_Short task_: Write out exactly the lines running from the one with "Decode this image" to the end of the data, including both of those lines and excluding pictures.

_Exercise materials_:
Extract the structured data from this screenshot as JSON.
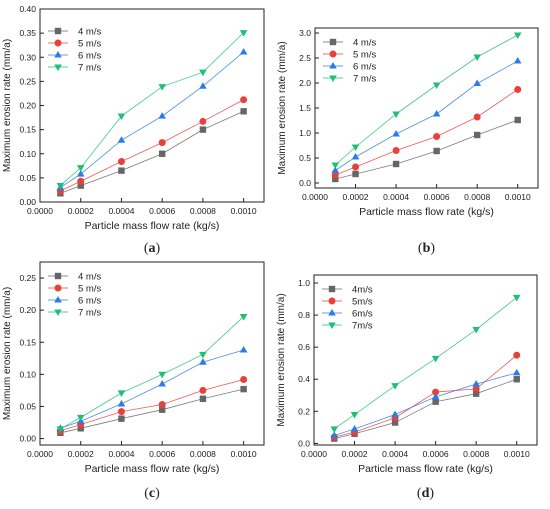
{
  "chart_data": [
    {
      "type": "line",
      "panel_label": "a",
      "xlabel": "Particle mass flow rate (kg/s)",
      "ylabel": "Maximum erosion rate (mm/a)",
      "xlim": [
        0.0,
        0.0011
      ],
      "ylim": [
        0.0,
        0.4
      ],
      "xticks": [
        "0.0000",
        "0.0002",
        "0.0004",
        "0.0006",
        "0.0008",
        "0.0010"
      ],
      "yticks": [
        "0.00",
        "0.05",
        "0.10",
        "0.15",
        "0.20",
        "0.25",
        "0.30",
        "0.35",
        "0.40"
      ],
      "legend_position": "top-left",
      "x": [
        0.0001,
        0.0002,
        0.0004,
        0.0006,
        0.0008,
        0.001
      ],
      "series": [
        {
          "name": "4 m/s",
          "color": "#666666",
          "marker": "square",
          "values": [
            0.018,
            0.034,
            0.065,
            0.1,
            0.15,
            0.188
          ]
        },
        {
          "name": "5 m/s",
          "color": "#e8413a",
          "marker": "circle",
          "values": [
            0.023,
            0.043,
            0.084,
            0.123,
            0.167,
            0.212
          ]
        },
        {
          "name": "6 m/s",
          "color": "#2f7be5",
          "marker": "triangle-up",
          "values": [
            0.03,
            0.058,
            0.128,
            0.178,
            0.24,
            0.311
          ]
        },
        {
          "name": "7 m/s",
          "color": "#1fbf74",
          "marker": "triangle-down",
          "values": [
            0.034,
            0.071,
            0.178,
            0.239,
            0.269,
            0.351
          ]
        }
      ]
    },
    {
      "type": "line",
      "panel_label": "b",
      "xlabel": "Particle mass flow rate (kg/s)",
      "ylabel": "Maximum erosion rate (mm/a)",
      "xlim": [
        0.0,
        0.0011
      ],
      "ylim": [
        -0.1,
        3.1
      ],
      "xticks": [
        "0.0000",
        "0.0002",
        "0.0004",
        "0.0006",
        "0.0008",
        "0.0010"
      ],
      "yticks": [
        "0.0",
        "0.5",
        "1.0",
        "1.5",
        "2.0",
        "2.5",
        "3.0"
      ],
      "legend_position": "top-left",
      "x": [
        0.0001,
        0.0002,
        0.0004,
        0.0006,
        0.0008,
        0.001
      ],
      "series": [
        {
          "name": "4 m/s",
          "color": "#666666",
          "marker": "square",
          "values": [
            0.08,
            0.18,
            0.38,
            0.64,
            0.96,
            1.26
          ]
        },
        {
          "name": "5 m/s",
          "color": "#e8413a",
          "marker": "circle",
          "values": [
            0.16,
            0.32,
            0.65,
            0.93,
            1.32,
            1.87
          ]
        },
        {
          "name": "6 m/s",
          "color": "#2f7be5",
          "marker": "triangle-up",
          "values": [
            0.25,
            0.52,
            0.98,
            1.38,
            1.99,
            2.44
          ]
        },
        {
          "name": "7 m/s",
          "color": "#1fbf74",
          "marker": "triangle-down",
          "values": [
            0.36,
            0.72,
            1.38,
            1.96,
            2.52,
            2.96
          ]
        }
      ]
    },
    {
      "type": "line",
      "panel_label": "c",
      "xlabel": "Particle mass flow rate (kg/s)",
      "ylabel": "Maximum erosion rate (mm/a)",
      "xlim": [
        0.0,
        0.0011
      ],
      "ylim": [
        -0.01,
        0.275
      ],
      "xticks": [
        "0.0000",
        "0.0002",
        "0.0004",
        "0.0006",
        "0.0008",
        "0.0010"
      ],
      "yticks": [
        "0.00",
        "0.05",
        "0.10",
        "0.15",
        "0.20",
        "0.25"
      ],
      "legend_position": "top-left",
      "x": [
        0.0001,
        0.0002,
        0.0004,
        0.0006,
        0.0008,
        0.001
      ],
      "series": [
        {
          "name": "4 m/s",
          "color": "#666666",
          "marker": "square",
          "values": [
            0.009,
            0.016,
            0.031,
            0.045,
            0.062,
            0.077
          ]
        },
        {
          "name": "5 m/s",
          "color": "#e8413a",
          "marker": "circle",
          "values": [
            0.012,
            0.022,
            0.042,
            0.053,
            0.075,
            0.092
          ]
        },
        {
          "name": "6 m/s",
          "color": "#2f7be5",
          "marker": "triangle-up",
          "values": [
            0.016,
            0.027,
            0.054,
            0.085,
            0.119,
            0.138
          ]
        },
        {
          "name": "7 m/s",
          "color": "#1fbf74",
          "marker": "triangle-down",
          "values": [
            0.015,
            0.033,
            0.071,
            0.1,
            0.131,
            0.19
          ]
        }
      ]
    },
    {
      "type": "line",
      "panel_label": "d",
      "xlabel": "Particle mass flow rate (kg/s)",
      "ylabel": "Maximum erosion rate (mm/a)",
      "xlim": [
        0.0,
        0.0011
      ],
      "ylim": [
        -0.01,
        1.05
      ],
      "xticks": [
        "0.0000",
        "0.0002",
        "0.0004",
        "0.0006",
        "0.0008",
        "0.0010"
      ],
      "yticks": [
        "0.0",
        "0.2",
        "0.4",
        "0.6",
        "0.8",
        "1.0"
      ],
      "legend_position": "top-left",
      "x": [
        0.0001,
        0.0002,
        0.0004,
        0.0006,
        0.0008,
        0.001
      ],
      "series": [
        {
          "name": "4m/s",
          "color": "#666666",
          "marker": "square",
          "values": [
            0.03,
            0.06,
            0.13,
            0.26,
            0.31,
            0.4
          ]
        },
        {
          "name": "5m/s",
          "color": "#e8413a",
          "marker": "circle",
          "values": [
            0.04,
            0.07,
            0.16,
            0.32,
            0.34,
            0.55
          ]
        },
        {
          "name": "6m/s",
          "color": "#2f7be5",
          "marker": "triangle-up",
          "values": [
            0.05,
            0.09,
            0.18,
            0.29,
            0.37,
            0.44
          ]
        },
        {
          "name": "7m/s",
          "color": "#1fbf74",
          "marker": "triangle-down",
          "values": [
            0.09,
            0.18,
            0.36,
            0.53,
            0.71,
            0.91
          ]
        }
      ]
    }
  ]
}
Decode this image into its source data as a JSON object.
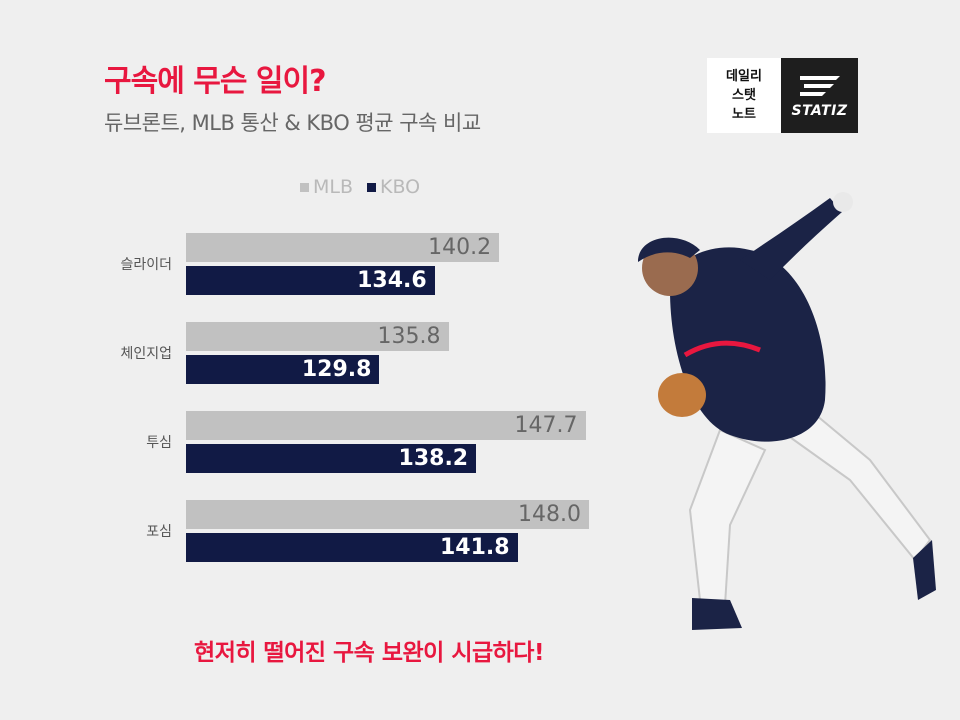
{
  "header": {
    "title": "구속에 무슨 일이?",
    "subtitle": "듀브론트, MLB 통산 & KBO 평균 구속 비교"
  },
  "brand": {
    "lines": [
      "데일리",
      "스탯",
      "노트"
    ],
    "wordmark": "STATIZ"
  },
  "chart_data": {
    "type": "bar",
    "orientation": "horizontal",
    "title": "",
    "categories": [
      "슬라이더",
      "체인지업",
      "투심",
      "포심"
    ],
    "series": [
      {
        "name": "MLB",
        "color": "#c1c1c1",
        "values": [
          140.2,
          135.8,
          147.7,
          148.0
        ],
        "labels": [
          "140.2",
          "135.8",
          "147.7",
          "148.0"
        ]
      },
      {
        "name": "KBO",
        "color": "#111a45",
        "values": [
          134.6,
          129.8,
          138.2,
          141.8
        ],
        "labels": [
          "134.6",
          "129.8",
          "138.2",
          "141.8"
        ]
      }
    ],
    "xlim": [
      113,
      150
    ],
    "legend": "top-center",
    "grid": false
  },
  "footer": {
    "text": "현저히 떨어진 구속 보완이 시급하다!"
  }
}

_Response_:
Decode this image into its source data as a JSON object.
{
  "header": {
    "title": "구속에 무슨 일이?",
    "subtitle": "듀브론트, MLB 통산 & KBO 평균 구속 비교"
  },
  "brand": {
    "lines": [
      "데일리",
      "스탯",
      "노트"
    ],
    "wordmark": "STATIZ"
  },
  "chart_data": {
    "type": "bar",
    "orientation": "horizontal",
    "title": "",
    "categories": [
      "슬라이더",
      "체인지업",
      "투심",
      "포심"
    ],
    "series": [
      {
        "name": "MLB",
        "color": "#c1c1c1",
        "values": [
          140.2,
          135.8,
          147.7,
          148.0
        ],
        "labels": [
          "140.2",
          "135.8",
          "147.7",
          "148.0"
        ]
      },
      {
        "name": "KBO",
        "color": "#111a45",
        "values": [
          134.6,
          129.8,
          138.2,
          141.8
        ],
        "labels": [
          "134.6",
          "129.8",
          "138.2",
          "141.8"
        ]
      }
    ],
    "xlim": [
      113,
      150
    ],
    "legend": "top-center",
    "grid": false
  },
  "footer": {
    "text": "현저히 떨어진 구속 보완이 시급하다!"
  }
}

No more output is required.